- **Problem**: Read the records and write them out again exactly.
○ ○ ○
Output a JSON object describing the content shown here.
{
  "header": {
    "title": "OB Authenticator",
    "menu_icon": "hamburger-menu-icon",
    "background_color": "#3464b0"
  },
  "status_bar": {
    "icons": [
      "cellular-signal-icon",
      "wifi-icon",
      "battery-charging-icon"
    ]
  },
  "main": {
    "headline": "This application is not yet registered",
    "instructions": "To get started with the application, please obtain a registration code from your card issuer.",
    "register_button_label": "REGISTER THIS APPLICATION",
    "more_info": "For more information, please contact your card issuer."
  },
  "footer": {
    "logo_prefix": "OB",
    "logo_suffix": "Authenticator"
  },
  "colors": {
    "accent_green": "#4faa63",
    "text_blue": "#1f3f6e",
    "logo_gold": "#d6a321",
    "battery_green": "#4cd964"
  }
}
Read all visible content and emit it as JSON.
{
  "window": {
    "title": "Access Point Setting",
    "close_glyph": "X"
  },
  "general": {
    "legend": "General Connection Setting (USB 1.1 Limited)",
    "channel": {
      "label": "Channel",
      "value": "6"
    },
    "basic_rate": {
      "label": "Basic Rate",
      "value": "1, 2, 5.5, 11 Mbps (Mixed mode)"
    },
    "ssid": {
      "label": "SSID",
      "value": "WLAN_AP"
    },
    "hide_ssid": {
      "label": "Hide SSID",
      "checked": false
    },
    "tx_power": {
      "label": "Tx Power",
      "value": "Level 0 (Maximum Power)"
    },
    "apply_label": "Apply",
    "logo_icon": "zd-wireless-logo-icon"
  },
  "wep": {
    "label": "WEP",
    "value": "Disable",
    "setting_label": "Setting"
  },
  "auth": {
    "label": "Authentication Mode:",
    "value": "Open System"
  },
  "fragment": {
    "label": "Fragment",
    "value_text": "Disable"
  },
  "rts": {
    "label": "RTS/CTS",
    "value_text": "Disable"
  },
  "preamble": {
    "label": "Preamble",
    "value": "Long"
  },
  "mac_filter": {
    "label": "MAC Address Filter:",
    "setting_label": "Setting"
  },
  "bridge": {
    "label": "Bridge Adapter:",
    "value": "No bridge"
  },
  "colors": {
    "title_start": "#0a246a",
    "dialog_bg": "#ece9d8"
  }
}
○ ○ ○
- **Output for this task**:
Output a JSON object describing the content shown here.
{
  "header": {
    "title": "OB Authenticator",
    "menu_icon": "hamburger-menu-icon",
    "background_color": "#3464b0"
  },
  "status_bar": {
    "icons": [
      "cellular-signal-icon",
      "wifi-icon",
      "battery-charging-icon"
    ]
  },
  "main": {
    "headline": "This application is not yet registered",
    "instructions": "To get started with the application, please obtain a registration code from your card issuer.",
    "register_button_label": "REGISTER THIS APPLICATION",
    "more_info": "For more information, please contact your card issuer."
  },
  "footer": {
    "logo_prefix": "OB",
    "logo_suffix": "Authenticator"
  },
  "colors": {
    "accent_green": "#4faa63",
    "text_blue": "#1f3f6e",
    "logo_gold": "#d6a321",
    "battery_green": "#4cd964"
  }
}
Read all visible content and emit it as JSON.
{
  "window": {
    "title": "Access Point Setting",
    "close_glyph": "X"
  },
  "general": {
    "legend": "General Connection Setting (USB 1.1 Limited)",
    "channel": {
      "label": "Channel",
      "value": "6"
    },
    "basic_rate": {
      "label": "Basic Rate",
      "value": "1, 2, 5.5, 11 Mbps (Mixed mode)"
    },
    "ssid": {
      "label": "SSID",
      "value": "WLAN_AP"
    },
    "hide_ssid": {
      "label": "Hide SSID",
      "checked": false
    },
    "tx_power": {
      "label": "Tx Power",
      "value": "Level 0 (Maximum Power)"
    },
    "apply_label": "Apply",
    "logo_icon": "zd-wireless-logo-icon"
  },
  "wep": {
    "label": "WEP",
    "value": "Disable",
    "setting_label": "Setting"
  },
  "auth": {
    "label": "Authentication Mode:",
    "value": "Open System"
  },
  "fragment": {
    "label": "Fragment",
    "value_text": "Disable"
  },
  "rts": {
    "label": "RTS/CTS",
    "value_text": "Disable"
  },
  "preamble": {
    "label": "Preamble",
    "value": "Long"
  },
  "mac_filter": {
    "label": "MAC Address Filter:",
    "setting_label": "Setting"
  },
  "bridge": {
    "label": "Bridge Adapter:",
    "value": "No bridge"
  },
  "colors": {
    "title_start": "#0a246a",
    "dialog_bg": "#ece9d8"
  }
}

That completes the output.